Data for this task:
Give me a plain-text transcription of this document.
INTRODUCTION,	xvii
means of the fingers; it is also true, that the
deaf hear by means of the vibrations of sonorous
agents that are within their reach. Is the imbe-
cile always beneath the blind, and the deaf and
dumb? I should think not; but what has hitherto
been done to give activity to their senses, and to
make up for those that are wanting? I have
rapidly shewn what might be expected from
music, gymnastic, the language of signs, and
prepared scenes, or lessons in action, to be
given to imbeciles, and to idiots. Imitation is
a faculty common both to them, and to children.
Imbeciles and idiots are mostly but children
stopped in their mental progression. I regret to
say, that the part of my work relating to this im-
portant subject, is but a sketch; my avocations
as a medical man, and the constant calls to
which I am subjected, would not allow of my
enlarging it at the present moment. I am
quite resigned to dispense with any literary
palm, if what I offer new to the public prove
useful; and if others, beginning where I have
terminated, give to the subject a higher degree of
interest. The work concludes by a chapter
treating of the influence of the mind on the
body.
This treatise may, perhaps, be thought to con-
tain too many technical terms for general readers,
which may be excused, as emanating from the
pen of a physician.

What is being asked: All of the data needs to be reproduced exactly, with no line missing.

Complete output:
Give me a plain-text transcription of this document.
INTRODUCTION,	xvii
means of the fingers; it is also true, that the
deaf hear by means of the vibrations of sonorous
agents that are within their reach. Is the imbe-
cile always beneath the blind, and the deaf and
dumb? I should think not; but what has hitherto
been done to give activity to their senses, and to
make up for those that are wanting? I have
rapidly shewn what might be expected from
music, gymnastic, the language of signs, and
prepared scenes, or lessons in action, to be
given to imbeciles, and to idiots. Imitation is
a faculty common both to them, and to children.
Imbeciles and idiots are mostly but children
stopped in their mental progression. I regret to
say, that the part of my work relating to this im-
portant subject, is but a sketch; my avocations
as a medical man, and the constant calls to
which I am subjected, would not allow of my
enlarging it at the present moment. I am
quite resigned to dispense with any literary
palm, if what I offer new to the public prove
useful; and if others, beginning where I have
terminated, give to the subject a higher degree of
interest. The work concludes by a chapter
treating of the influence of the mind on the
body.
This treatise may, perhaps, be thought to con-
tain too many technical terms for general readers,
which may be excused, as emanating from the
pen of a physician.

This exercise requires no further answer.